*** Opening of Extracted material ***

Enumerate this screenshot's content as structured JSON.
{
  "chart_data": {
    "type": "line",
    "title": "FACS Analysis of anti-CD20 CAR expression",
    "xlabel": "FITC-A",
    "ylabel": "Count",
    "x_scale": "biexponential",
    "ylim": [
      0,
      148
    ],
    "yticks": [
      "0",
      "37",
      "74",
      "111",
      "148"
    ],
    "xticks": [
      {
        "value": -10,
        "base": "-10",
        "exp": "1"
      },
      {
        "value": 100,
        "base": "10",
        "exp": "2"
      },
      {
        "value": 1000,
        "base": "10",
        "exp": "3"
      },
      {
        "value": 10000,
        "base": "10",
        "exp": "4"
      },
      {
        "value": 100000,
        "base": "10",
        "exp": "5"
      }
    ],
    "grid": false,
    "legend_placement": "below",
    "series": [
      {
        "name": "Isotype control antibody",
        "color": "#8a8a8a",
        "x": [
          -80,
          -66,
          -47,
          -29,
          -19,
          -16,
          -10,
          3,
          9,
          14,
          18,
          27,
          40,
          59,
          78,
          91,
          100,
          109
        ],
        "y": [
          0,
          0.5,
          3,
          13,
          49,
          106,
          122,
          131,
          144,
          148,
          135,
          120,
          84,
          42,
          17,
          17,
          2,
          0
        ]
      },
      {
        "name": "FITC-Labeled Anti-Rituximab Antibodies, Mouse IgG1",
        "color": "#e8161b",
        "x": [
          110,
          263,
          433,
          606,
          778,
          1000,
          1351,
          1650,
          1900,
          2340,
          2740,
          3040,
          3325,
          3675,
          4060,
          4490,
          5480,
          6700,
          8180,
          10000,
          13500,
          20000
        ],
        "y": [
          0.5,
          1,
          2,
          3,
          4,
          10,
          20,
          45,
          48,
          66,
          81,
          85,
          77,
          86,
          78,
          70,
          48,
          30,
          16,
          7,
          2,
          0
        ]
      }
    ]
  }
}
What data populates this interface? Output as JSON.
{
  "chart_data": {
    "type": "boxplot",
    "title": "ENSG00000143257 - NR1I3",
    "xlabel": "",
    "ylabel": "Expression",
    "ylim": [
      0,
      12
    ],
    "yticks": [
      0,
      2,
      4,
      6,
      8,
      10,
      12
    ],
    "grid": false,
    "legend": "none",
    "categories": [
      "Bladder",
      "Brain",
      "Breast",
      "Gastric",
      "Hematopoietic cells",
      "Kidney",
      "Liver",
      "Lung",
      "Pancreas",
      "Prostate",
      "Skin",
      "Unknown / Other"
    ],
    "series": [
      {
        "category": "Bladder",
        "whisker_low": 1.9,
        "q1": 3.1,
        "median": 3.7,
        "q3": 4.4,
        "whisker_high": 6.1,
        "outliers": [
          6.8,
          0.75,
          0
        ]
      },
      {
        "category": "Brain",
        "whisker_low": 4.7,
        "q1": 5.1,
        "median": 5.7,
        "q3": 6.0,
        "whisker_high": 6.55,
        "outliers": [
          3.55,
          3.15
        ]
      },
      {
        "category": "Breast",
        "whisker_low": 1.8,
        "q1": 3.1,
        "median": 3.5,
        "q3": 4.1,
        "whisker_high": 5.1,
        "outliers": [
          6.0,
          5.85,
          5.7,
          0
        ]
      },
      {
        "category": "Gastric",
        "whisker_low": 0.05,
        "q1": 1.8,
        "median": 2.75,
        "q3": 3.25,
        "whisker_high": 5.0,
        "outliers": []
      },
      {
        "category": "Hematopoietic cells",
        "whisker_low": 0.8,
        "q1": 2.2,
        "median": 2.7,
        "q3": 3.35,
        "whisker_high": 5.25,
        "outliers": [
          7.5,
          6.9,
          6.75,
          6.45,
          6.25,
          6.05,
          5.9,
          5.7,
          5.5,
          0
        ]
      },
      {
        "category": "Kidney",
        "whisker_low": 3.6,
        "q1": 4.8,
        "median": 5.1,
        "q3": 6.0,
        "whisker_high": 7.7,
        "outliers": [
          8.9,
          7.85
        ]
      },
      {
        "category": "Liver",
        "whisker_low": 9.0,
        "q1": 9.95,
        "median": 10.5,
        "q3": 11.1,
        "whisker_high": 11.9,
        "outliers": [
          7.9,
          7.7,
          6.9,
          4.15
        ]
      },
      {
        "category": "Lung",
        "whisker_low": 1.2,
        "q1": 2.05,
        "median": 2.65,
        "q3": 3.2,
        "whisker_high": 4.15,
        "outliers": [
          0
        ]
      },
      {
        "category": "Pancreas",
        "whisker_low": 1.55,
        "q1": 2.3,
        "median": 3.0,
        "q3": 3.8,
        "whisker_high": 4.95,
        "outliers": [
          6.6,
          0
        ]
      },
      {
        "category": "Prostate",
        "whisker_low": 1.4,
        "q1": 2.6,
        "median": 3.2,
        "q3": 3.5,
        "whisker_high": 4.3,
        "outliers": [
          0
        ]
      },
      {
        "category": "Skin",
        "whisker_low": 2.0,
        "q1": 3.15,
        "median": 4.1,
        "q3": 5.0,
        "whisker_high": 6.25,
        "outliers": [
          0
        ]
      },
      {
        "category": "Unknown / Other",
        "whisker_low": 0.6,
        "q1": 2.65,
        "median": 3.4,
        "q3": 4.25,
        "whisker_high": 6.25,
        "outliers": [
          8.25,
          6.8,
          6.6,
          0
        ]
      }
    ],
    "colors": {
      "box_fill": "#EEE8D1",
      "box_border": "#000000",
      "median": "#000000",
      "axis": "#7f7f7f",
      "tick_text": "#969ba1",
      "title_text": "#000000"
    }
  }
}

*** Close of Extracted material ***

Task prompt -> What is the number of lines in the records that contain the word "Other"? Answer with the number and nothing else.

Response area -> 2